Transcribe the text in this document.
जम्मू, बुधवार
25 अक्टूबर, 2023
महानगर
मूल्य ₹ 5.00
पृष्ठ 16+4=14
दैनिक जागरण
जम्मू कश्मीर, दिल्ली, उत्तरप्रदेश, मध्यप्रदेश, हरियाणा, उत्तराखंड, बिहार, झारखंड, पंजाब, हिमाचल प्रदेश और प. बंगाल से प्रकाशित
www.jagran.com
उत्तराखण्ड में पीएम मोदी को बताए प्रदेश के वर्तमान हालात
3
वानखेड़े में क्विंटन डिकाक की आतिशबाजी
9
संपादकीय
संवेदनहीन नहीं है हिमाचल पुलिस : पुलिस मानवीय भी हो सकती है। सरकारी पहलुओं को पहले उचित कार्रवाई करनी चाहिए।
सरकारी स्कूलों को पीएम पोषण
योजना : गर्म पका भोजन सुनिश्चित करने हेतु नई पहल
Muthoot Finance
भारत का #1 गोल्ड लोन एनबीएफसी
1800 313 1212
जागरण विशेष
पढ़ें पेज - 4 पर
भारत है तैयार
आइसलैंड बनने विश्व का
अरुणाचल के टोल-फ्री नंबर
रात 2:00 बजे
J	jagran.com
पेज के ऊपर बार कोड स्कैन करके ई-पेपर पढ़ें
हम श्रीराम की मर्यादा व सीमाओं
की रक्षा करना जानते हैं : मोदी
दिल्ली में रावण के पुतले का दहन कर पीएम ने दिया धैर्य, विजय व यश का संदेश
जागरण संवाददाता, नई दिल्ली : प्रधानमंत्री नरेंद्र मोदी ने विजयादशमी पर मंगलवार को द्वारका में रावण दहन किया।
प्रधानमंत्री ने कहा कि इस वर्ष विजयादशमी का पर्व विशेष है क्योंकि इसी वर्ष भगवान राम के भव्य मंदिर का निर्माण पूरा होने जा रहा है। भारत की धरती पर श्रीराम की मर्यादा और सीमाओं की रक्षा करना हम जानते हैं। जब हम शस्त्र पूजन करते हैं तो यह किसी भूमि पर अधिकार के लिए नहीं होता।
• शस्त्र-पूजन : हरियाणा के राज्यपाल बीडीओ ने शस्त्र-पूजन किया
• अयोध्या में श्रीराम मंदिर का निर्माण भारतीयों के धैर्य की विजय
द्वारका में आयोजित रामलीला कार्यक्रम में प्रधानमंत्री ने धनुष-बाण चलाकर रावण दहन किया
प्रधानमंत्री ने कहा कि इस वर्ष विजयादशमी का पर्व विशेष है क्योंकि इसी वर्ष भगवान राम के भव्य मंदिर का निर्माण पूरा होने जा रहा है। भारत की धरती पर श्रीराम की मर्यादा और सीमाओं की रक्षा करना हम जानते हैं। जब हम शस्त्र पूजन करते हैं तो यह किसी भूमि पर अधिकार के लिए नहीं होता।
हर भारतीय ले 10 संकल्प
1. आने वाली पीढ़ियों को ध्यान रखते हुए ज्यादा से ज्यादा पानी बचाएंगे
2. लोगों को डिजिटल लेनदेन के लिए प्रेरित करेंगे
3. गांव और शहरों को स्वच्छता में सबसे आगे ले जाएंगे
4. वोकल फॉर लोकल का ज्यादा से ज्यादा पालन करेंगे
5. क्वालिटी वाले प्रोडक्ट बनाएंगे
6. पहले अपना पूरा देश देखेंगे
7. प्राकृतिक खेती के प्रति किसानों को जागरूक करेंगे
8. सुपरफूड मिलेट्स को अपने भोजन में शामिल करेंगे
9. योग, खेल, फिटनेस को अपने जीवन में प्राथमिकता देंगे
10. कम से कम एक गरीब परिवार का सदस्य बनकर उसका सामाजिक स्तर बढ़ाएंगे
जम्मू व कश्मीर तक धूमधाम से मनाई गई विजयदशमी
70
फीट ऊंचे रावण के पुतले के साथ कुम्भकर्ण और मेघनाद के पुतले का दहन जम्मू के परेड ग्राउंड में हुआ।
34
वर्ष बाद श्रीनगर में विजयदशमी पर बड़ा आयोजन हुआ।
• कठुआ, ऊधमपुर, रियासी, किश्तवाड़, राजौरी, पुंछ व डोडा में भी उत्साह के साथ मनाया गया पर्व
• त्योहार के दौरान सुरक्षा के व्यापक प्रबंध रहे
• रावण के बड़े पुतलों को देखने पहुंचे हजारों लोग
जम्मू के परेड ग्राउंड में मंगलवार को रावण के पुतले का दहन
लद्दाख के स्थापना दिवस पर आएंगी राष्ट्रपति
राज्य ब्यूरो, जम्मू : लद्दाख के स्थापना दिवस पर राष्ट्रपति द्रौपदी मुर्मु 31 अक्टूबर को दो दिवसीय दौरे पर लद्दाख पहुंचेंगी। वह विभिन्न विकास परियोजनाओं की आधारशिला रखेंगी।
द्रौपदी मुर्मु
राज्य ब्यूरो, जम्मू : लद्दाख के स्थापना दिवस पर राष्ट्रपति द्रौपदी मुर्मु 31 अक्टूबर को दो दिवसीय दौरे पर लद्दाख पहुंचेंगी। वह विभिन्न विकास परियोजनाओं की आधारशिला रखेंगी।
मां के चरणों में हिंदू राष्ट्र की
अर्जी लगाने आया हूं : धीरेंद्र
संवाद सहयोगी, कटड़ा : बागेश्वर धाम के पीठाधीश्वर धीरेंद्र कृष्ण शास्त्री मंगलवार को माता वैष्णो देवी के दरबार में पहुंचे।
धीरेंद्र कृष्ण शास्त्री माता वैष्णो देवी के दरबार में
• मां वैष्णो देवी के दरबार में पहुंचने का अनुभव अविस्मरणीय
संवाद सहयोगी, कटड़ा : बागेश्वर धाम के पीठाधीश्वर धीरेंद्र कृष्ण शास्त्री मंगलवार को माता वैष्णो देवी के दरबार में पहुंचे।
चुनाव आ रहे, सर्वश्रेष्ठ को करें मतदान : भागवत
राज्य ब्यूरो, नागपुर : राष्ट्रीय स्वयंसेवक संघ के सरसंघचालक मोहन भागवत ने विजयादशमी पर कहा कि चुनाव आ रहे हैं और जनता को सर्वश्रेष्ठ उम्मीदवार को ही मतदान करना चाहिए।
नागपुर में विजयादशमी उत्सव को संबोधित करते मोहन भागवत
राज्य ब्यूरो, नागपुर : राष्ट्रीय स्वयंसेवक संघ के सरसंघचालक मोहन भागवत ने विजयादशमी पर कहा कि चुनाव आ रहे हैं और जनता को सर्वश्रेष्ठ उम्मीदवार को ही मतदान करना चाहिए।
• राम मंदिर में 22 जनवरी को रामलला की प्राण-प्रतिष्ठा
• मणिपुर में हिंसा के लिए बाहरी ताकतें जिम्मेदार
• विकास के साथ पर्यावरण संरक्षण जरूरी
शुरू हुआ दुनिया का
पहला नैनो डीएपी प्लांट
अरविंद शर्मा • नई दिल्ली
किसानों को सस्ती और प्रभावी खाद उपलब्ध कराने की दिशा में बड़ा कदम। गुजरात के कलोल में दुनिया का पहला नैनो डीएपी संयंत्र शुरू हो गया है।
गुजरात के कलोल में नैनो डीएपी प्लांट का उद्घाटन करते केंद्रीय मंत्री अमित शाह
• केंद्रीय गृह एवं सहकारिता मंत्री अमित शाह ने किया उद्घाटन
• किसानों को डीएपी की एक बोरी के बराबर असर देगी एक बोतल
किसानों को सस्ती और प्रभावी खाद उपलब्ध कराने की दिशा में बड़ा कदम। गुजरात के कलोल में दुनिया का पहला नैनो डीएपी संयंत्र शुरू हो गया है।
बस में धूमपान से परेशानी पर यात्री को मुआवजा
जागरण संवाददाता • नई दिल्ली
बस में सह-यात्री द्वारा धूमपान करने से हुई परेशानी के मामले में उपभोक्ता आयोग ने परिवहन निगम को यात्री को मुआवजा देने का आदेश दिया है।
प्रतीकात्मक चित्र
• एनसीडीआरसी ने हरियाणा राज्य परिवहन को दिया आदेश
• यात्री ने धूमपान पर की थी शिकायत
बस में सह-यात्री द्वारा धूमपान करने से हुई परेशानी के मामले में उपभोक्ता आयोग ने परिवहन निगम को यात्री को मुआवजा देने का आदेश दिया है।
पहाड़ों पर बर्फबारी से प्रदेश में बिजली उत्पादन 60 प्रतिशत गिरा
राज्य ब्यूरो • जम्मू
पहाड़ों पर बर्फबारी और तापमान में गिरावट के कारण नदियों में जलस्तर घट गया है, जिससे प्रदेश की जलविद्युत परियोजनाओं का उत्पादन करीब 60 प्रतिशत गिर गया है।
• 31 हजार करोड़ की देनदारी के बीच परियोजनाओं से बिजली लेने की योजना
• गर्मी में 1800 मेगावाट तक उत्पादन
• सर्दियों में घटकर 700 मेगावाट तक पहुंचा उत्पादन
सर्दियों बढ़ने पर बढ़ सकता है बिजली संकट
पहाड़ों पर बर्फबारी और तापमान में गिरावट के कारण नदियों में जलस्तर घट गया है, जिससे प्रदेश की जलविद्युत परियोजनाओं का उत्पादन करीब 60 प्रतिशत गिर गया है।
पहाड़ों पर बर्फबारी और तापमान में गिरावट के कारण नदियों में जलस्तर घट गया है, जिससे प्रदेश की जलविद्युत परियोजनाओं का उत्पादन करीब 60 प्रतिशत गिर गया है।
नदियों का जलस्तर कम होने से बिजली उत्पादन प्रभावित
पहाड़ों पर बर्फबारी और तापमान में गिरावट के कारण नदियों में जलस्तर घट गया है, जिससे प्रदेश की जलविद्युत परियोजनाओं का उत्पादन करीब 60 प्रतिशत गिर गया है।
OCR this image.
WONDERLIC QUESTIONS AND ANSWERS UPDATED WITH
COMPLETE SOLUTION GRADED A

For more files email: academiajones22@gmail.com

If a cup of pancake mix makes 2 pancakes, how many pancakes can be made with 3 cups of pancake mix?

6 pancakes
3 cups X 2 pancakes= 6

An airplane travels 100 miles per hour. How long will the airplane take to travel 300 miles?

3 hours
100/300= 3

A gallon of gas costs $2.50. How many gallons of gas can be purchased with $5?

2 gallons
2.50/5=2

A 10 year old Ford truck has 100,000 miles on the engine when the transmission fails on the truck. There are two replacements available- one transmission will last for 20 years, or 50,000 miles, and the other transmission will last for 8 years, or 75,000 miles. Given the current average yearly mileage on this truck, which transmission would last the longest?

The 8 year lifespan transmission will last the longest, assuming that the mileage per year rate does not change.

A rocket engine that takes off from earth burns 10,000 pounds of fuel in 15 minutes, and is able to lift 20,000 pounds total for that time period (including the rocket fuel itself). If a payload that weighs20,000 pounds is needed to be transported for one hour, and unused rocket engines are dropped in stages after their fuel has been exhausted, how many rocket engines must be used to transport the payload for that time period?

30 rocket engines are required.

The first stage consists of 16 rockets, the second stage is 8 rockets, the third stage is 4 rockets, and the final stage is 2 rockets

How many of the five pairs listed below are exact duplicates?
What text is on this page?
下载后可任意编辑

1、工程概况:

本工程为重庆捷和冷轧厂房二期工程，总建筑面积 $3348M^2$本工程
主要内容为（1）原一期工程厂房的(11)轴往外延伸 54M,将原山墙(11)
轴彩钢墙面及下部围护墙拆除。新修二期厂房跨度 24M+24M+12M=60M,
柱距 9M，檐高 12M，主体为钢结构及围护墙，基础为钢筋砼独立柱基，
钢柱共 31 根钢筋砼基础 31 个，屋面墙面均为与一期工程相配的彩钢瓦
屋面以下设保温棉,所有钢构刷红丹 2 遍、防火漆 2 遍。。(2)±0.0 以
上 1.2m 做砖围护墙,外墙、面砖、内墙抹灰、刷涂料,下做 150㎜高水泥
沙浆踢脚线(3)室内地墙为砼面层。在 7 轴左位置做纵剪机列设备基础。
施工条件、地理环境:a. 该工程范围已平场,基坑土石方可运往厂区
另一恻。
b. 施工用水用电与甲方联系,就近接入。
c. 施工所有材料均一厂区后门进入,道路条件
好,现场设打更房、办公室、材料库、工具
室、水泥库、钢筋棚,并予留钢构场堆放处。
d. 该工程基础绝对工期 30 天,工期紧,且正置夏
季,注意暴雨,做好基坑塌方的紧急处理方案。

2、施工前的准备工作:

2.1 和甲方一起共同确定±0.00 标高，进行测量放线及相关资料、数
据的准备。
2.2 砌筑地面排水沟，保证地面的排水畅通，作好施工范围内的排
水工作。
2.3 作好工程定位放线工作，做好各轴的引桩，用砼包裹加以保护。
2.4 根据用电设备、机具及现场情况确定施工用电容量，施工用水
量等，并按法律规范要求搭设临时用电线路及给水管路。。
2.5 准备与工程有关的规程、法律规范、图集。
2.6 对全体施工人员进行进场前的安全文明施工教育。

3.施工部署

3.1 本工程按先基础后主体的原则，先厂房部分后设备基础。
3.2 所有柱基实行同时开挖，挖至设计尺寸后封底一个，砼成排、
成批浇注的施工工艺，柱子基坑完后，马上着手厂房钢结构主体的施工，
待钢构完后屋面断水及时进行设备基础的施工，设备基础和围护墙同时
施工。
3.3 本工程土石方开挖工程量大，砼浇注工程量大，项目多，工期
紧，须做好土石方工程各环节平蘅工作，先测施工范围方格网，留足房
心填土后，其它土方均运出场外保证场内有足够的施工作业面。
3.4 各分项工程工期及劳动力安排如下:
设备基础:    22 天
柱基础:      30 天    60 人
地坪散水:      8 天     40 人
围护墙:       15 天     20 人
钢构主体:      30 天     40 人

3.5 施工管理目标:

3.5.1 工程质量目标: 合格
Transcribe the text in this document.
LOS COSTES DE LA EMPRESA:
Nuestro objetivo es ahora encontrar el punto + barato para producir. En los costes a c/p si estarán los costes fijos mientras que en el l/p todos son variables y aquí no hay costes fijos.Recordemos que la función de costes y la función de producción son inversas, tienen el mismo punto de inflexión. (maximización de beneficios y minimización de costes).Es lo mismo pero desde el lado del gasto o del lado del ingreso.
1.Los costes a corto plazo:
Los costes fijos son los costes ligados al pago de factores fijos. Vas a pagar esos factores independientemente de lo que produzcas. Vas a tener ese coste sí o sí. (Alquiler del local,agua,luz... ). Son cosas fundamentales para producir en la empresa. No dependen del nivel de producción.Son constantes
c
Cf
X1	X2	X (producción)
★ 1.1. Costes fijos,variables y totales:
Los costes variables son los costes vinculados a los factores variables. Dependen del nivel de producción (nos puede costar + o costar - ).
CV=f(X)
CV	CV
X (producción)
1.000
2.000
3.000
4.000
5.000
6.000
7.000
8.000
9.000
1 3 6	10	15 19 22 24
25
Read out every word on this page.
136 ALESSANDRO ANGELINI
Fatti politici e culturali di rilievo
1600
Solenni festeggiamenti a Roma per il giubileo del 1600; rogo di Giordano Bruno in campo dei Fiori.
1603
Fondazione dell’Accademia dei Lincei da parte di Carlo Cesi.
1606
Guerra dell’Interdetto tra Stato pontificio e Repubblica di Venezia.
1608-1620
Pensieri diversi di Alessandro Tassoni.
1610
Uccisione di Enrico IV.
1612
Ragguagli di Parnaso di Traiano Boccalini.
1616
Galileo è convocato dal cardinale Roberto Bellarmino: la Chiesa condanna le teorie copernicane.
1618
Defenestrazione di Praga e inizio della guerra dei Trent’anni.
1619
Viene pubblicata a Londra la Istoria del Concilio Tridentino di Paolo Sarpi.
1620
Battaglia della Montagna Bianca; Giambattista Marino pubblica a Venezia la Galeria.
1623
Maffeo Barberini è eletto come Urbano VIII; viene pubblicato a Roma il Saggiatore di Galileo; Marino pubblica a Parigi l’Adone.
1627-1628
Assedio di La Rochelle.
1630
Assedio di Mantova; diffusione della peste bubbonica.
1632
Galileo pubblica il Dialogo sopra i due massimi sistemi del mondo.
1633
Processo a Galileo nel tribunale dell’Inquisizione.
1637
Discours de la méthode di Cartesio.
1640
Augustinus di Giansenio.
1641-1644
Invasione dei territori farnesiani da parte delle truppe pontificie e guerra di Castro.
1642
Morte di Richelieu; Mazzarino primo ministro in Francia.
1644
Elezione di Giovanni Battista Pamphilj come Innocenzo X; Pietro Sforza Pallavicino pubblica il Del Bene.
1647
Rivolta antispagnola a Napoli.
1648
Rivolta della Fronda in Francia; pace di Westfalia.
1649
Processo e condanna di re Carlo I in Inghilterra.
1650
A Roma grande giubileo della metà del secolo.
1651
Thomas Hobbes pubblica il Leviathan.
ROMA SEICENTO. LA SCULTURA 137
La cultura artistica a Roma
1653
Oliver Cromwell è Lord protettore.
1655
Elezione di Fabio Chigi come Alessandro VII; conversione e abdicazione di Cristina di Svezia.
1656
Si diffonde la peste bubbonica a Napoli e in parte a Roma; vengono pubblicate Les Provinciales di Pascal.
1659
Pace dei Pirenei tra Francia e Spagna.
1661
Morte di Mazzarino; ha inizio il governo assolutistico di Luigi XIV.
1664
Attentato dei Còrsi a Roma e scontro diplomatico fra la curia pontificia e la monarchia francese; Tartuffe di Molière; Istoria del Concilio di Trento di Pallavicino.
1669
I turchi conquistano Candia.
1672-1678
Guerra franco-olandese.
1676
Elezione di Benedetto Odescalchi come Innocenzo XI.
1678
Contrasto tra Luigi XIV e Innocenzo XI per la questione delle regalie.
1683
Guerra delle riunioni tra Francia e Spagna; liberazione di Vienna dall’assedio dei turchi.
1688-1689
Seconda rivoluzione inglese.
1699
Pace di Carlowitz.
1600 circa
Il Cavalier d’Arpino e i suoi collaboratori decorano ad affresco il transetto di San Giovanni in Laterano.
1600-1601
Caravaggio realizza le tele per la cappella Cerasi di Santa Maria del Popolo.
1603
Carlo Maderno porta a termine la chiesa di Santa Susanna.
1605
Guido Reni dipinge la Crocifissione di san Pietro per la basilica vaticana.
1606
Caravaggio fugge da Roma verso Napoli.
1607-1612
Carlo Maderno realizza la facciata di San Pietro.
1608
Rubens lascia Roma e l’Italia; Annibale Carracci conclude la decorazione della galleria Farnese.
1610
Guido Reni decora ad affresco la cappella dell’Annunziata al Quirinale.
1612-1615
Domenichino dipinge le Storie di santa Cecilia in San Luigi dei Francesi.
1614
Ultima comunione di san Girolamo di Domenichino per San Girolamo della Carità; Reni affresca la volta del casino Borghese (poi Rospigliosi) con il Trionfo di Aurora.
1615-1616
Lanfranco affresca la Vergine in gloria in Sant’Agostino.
..............................
*Exercise requirements*
Each line with the string "Venezia" in it needs to be found and copied.

*Response to the task*
Guerra dell’Interdetto tra Stato pontificio e Repubblica di Venezia.
Battaglia della Montagna Bianca; Giambattista Marino pubblica a Venezia la Galeria.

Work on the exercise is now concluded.